TO BE DONE: Select lines where the word "Photometric" appears.

DATA SHOWN:
·····

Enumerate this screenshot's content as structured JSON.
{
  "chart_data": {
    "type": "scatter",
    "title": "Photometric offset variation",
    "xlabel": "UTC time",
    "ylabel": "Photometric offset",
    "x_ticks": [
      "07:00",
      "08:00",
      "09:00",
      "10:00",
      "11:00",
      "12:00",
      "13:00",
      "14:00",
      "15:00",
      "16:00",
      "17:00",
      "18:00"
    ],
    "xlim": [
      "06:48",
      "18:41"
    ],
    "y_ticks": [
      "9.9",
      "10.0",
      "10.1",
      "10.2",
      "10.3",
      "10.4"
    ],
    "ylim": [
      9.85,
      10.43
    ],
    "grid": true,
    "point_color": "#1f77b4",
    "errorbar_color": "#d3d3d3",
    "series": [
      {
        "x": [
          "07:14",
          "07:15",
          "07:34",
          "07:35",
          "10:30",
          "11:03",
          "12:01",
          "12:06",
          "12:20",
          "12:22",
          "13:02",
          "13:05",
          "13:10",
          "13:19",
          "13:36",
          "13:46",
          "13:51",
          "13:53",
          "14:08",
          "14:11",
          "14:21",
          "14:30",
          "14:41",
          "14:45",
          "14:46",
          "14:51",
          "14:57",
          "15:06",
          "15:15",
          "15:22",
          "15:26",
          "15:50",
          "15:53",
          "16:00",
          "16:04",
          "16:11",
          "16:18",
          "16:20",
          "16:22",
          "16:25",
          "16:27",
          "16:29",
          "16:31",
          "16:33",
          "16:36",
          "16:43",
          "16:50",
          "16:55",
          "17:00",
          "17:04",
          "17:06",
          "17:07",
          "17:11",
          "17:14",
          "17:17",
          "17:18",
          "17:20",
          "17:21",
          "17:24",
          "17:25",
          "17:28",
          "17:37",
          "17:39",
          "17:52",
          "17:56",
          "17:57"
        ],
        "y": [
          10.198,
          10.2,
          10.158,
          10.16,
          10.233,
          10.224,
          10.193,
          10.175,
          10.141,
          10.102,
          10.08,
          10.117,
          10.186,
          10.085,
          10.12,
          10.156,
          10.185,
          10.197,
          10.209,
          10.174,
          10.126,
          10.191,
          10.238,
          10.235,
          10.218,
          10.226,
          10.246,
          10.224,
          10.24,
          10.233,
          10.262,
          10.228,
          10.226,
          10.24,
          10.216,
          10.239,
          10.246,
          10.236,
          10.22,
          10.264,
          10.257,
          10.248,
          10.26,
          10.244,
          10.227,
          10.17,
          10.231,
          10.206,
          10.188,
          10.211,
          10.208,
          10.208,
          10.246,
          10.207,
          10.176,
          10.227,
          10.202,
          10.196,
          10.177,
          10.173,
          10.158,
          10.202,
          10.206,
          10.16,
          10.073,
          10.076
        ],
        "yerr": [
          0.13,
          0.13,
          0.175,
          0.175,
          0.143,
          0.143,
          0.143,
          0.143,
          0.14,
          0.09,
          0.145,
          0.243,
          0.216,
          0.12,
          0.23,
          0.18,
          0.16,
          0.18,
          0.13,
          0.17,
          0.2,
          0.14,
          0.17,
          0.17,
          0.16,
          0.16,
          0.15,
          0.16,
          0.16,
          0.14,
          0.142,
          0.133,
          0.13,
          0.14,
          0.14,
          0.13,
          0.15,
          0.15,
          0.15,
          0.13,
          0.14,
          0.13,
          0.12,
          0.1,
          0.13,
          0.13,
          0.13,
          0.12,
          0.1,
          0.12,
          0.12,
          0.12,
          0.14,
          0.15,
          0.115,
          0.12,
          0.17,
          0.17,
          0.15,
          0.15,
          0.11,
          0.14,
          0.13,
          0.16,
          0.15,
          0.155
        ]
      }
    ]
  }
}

·····

THE RESULT:
    "title": "Photometric offset variation",
    "ylabel": "Photometric offset",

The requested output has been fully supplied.